[Dataset records]
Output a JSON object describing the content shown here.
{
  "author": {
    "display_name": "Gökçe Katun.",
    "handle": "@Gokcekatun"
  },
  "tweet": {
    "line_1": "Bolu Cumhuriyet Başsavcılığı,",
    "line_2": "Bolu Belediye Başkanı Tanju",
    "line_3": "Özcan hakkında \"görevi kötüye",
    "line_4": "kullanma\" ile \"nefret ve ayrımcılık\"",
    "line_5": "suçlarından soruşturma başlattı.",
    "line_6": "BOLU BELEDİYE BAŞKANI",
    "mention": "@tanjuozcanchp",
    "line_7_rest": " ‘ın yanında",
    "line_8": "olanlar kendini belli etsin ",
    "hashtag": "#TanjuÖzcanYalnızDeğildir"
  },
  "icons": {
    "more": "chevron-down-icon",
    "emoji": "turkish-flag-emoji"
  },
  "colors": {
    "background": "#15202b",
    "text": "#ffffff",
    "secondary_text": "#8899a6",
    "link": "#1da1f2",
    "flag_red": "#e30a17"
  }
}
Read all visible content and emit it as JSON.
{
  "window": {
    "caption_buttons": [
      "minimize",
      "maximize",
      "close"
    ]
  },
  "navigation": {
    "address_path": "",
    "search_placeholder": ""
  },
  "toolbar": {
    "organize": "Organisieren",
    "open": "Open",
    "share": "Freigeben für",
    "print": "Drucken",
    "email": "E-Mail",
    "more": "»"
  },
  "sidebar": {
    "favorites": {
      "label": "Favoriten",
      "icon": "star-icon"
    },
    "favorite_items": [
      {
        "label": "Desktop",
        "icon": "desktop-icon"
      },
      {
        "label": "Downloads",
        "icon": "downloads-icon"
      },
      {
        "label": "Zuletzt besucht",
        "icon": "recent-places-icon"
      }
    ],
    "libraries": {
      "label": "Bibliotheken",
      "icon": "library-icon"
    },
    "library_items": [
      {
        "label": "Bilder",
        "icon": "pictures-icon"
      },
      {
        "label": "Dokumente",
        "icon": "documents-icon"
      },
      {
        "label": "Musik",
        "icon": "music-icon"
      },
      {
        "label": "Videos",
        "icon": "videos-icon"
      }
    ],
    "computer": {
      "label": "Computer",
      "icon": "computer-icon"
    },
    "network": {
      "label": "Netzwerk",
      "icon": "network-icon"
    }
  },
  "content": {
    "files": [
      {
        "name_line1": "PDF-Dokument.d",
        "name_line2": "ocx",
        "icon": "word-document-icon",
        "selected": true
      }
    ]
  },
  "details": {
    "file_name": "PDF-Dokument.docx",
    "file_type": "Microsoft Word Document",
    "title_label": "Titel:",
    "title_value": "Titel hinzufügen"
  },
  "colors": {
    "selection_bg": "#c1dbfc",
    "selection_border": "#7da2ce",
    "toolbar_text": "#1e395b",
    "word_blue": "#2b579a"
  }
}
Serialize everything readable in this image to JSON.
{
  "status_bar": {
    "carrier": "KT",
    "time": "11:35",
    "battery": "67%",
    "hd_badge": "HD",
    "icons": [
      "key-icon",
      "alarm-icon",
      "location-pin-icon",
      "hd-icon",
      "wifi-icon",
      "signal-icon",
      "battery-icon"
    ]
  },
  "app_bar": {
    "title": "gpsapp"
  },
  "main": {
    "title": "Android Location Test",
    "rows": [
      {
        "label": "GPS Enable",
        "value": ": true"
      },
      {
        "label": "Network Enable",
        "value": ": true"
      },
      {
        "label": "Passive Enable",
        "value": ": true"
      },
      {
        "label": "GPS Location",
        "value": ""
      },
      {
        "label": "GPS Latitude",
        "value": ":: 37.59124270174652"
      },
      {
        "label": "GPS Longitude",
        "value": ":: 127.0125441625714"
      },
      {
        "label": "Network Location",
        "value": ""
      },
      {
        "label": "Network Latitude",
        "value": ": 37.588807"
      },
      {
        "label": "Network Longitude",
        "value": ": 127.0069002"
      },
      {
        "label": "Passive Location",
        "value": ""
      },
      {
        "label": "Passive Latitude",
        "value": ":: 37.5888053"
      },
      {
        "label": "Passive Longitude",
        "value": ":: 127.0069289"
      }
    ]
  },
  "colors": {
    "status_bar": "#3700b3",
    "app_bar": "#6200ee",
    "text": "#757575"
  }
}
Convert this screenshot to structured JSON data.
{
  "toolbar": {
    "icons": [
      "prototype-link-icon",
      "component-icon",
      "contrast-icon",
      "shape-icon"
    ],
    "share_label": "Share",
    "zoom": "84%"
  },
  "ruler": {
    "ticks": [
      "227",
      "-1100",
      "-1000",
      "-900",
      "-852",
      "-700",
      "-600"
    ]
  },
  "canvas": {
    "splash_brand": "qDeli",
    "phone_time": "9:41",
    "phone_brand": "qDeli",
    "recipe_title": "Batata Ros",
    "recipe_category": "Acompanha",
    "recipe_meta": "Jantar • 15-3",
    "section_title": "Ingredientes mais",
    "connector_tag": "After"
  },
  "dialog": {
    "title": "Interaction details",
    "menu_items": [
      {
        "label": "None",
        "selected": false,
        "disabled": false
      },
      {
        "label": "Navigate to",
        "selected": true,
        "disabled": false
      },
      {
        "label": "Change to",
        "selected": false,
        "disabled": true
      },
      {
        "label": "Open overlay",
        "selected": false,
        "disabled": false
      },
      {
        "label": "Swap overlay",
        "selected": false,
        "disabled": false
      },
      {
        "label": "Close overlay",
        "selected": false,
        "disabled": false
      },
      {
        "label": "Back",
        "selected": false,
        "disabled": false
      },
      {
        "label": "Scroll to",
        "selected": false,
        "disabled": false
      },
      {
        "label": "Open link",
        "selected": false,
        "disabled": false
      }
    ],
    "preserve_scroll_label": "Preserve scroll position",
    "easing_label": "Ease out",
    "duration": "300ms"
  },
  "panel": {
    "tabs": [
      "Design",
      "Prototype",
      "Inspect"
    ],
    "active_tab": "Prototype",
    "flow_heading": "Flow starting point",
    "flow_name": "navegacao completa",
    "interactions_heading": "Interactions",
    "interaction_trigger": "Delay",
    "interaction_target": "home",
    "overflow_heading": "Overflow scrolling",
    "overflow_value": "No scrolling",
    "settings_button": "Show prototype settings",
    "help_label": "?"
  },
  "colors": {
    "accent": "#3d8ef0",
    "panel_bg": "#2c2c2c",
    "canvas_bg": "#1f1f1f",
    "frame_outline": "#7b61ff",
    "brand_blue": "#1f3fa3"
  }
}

- WHAT YOU SHOULD DO:
Report all lines of the material that contain the word "JSON".

- IN RESPONSE:
Output a JSON object describing the content shown here.
Read all visible content and emit it as JSON.
Serialize everything readable in this image to JSON.
Convert this screenshot to structured JSON data.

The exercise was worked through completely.